— start —
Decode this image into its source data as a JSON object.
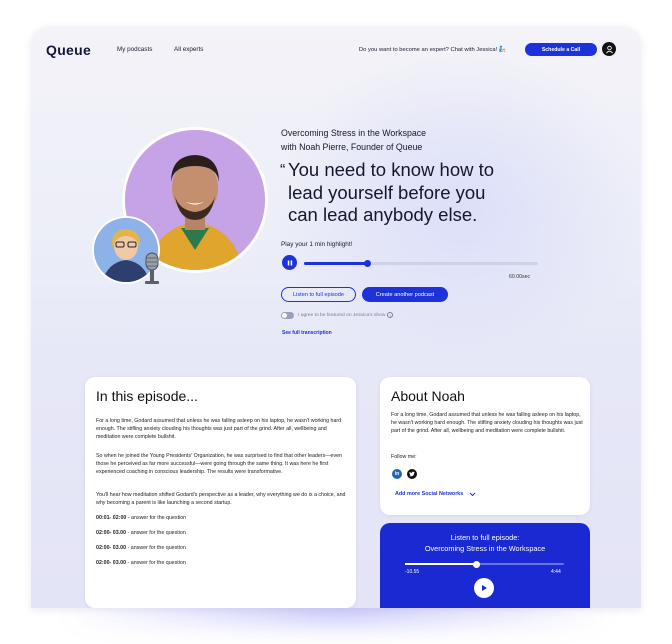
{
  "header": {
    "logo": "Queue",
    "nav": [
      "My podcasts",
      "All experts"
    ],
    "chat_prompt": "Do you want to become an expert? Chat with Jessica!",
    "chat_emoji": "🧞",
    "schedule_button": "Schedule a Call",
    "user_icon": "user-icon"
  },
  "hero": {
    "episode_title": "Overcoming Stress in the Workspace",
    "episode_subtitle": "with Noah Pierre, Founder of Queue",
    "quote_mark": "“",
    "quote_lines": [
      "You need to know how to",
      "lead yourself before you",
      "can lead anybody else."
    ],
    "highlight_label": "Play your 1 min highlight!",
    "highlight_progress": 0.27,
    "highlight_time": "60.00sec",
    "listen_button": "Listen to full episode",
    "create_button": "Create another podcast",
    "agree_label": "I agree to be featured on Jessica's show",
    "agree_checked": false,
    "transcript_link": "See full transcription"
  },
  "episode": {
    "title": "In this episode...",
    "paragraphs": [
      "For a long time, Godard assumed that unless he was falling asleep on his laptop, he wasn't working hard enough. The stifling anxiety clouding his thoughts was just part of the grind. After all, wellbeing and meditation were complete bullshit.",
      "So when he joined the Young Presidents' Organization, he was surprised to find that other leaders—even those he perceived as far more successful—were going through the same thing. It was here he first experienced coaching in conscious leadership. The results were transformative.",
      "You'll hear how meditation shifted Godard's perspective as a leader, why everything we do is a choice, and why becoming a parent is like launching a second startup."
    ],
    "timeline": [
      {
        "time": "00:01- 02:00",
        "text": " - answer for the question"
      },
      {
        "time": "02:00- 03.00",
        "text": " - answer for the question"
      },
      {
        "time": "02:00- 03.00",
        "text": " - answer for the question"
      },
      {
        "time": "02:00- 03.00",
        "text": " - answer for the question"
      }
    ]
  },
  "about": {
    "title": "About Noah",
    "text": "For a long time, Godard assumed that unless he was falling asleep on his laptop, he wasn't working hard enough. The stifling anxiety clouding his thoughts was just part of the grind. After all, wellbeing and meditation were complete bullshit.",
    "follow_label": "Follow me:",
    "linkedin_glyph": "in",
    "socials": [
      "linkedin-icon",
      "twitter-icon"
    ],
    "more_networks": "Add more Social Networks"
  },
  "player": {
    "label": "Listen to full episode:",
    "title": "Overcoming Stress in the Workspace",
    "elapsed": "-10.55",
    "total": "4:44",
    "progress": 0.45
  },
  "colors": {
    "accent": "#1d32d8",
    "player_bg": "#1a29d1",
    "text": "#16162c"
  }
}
— end —
— start —
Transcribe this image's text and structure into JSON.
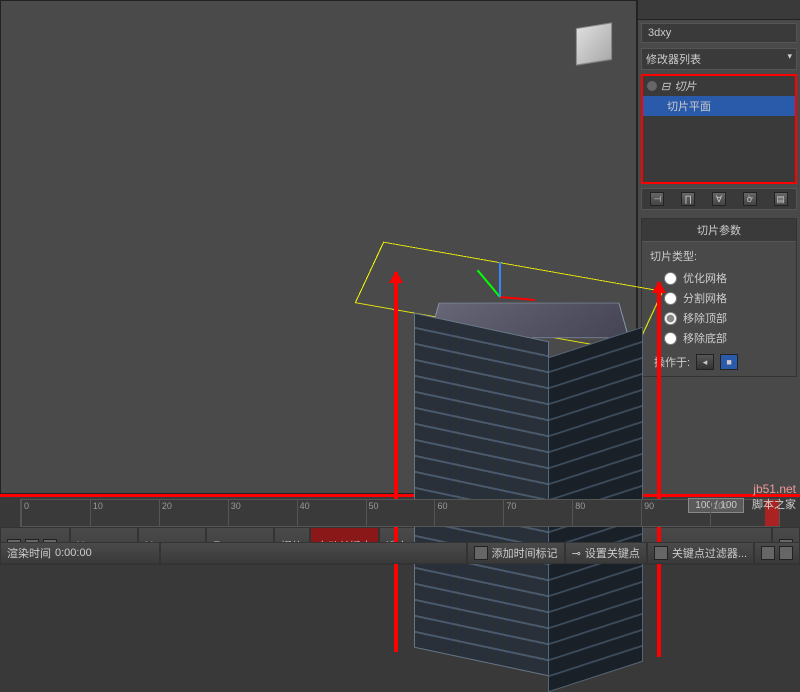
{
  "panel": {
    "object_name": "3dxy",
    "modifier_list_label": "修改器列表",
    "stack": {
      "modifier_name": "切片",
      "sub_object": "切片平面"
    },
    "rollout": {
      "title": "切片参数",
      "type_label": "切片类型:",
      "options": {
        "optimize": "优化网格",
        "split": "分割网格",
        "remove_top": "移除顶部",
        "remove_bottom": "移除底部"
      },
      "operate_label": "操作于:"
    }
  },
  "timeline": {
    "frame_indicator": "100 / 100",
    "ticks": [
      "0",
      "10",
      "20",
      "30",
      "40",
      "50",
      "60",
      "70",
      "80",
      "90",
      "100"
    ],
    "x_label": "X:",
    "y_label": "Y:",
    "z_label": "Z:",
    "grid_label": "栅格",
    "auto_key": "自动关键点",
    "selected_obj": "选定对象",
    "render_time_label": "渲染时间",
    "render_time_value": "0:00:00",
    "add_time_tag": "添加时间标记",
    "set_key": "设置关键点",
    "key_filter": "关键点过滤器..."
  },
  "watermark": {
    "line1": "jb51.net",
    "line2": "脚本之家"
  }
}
— end —
### What you have to do
Count how many lines of the material hold the string "Overcoming". Give the number and nothing more.

### Output for this task
2